EXTRACTED ENTRIES:
_ _ _ _ _ _ _

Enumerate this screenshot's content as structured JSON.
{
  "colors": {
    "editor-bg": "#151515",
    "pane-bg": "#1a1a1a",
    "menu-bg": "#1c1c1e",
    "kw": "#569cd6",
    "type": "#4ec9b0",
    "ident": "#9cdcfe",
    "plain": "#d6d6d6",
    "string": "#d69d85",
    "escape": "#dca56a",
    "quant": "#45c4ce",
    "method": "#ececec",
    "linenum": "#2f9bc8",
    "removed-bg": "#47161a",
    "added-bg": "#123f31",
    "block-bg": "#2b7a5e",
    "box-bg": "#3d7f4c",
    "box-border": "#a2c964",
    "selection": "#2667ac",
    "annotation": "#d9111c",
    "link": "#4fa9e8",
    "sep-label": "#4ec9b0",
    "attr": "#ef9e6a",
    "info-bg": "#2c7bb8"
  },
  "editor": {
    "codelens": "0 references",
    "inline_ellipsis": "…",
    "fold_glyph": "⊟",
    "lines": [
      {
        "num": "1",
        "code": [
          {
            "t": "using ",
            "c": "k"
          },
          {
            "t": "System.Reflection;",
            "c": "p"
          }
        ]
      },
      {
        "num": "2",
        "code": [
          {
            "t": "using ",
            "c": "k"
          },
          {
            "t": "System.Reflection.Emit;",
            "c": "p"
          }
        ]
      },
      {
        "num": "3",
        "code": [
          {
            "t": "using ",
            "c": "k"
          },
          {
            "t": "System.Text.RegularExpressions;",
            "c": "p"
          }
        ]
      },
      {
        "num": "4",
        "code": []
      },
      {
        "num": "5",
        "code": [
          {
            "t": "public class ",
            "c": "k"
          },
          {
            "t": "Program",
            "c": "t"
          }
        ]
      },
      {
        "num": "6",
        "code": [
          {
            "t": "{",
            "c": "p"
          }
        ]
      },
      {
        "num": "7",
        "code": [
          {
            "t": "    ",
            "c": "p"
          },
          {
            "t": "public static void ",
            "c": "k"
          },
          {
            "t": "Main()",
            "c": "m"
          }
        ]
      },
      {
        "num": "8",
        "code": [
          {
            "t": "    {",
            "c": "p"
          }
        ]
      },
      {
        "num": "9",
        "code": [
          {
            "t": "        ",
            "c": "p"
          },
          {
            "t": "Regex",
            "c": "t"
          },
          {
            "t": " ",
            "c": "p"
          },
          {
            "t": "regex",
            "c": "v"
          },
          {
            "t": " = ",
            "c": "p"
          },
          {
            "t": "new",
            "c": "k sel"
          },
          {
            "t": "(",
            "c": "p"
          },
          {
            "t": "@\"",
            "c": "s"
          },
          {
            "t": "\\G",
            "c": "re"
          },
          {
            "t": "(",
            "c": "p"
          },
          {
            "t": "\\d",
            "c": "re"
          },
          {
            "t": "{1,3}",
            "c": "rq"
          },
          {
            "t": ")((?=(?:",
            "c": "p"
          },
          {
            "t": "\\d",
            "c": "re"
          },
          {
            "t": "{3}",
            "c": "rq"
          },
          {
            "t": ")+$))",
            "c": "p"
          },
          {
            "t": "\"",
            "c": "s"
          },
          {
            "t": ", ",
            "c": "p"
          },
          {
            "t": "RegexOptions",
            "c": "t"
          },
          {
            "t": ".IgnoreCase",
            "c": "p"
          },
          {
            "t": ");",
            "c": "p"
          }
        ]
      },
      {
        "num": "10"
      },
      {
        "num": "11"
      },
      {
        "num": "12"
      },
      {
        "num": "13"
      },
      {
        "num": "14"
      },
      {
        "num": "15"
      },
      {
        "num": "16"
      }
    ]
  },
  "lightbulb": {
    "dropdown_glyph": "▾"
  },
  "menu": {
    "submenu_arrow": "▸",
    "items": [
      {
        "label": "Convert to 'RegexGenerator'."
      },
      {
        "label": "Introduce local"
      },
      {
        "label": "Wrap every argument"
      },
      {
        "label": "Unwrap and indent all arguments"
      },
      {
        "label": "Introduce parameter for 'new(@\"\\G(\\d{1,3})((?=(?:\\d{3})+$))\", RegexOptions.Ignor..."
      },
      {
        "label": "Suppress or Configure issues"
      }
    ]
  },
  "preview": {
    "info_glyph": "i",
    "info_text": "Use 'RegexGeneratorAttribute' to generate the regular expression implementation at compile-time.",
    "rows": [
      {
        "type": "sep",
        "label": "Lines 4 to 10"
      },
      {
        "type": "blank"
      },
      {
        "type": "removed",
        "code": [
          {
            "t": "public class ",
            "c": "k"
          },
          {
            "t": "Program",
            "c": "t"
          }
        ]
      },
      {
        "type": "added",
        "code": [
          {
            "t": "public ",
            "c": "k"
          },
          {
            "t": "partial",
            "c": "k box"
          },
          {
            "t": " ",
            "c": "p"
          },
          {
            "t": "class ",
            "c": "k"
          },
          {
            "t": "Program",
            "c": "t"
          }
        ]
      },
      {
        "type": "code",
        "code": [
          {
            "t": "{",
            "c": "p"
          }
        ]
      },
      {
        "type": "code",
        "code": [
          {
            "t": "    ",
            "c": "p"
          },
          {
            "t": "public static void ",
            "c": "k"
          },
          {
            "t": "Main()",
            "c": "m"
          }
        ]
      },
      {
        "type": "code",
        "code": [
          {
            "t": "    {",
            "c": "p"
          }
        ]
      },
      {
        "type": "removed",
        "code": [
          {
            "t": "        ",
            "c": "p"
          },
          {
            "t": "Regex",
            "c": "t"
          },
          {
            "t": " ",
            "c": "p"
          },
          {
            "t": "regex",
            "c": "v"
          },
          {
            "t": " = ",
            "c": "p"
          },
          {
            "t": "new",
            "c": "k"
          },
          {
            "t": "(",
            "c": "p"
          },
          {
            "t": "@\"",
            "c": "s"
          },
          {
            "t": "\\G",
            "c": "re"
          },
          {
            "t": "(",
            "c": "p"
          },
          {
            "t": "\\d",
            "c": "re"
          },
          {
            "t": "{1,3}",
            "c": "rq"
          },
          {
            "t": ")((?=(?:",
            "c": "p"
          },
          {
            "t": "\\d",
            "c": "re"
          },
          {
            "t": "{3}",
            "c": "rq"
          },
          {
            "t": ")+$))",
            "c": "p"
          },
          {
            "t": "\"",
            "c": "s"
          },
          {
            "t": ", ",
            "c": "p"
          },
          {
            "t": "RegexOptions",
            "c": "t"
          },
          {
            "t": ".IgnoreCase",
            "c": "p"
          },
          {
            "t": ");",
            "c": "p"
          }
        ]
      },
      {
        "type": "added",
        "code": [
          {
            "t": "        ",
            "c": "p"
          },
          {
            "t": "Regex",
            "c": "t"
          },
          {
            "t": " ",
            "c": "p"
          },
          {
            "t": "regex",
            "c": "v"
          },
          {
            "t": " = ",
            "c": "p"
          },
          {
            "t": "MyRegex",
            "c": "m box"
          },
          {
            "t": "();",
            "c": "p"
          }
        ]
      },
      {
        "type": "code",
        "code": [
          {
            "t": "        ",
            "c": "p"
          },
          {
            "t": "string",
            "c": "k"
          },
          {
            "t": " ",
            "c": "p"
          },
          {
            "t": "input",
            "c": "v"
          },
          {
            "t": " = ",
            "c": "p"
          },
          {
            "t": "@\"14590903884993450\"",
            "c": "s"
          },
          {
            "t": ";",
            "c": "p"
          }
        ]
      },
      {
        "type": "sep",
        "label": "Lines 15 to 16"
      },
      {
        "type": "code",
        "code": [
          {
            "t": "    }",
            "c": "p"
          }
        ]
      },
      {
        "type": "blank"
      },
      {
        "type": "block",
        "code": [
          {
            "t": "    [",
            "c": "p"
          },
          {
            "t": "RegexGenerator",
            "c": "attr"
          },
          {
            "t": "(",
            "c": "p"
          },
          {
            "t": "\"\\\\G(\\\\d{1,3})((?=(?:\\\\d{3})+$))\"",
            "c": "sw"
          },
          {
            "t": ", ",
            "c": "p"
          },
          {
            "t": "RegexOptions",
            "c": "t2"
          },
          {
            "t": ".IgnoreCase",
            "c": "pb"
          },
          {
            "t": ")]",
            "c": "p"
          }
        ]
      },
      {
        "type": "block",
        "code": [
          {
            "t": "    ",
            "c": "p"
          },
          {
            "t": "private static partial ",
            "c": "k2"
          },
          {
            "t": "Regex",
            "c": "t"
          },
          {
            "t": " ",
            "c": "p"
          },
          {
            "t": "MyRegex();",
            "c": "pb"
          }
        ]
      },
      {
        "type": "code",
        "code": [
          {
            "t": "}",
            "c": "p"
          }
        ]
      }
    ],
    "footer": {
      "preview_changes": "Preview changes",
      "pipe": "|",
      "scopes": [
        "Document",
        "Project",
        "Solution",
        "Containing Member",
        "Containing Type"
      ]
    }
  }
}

_ _ _ _ _ _ _

REQUIREMENTS: Extract from the data every line where "Introduce" shows up.

EXERCISE RESPONSE:
        "label": "Introduce local"
        "label": "Introduce parameter for 'new(@\"\\G(\\d{1,3})((?=(?:\\d{3})+$))\", RegexOptions.Ignor..."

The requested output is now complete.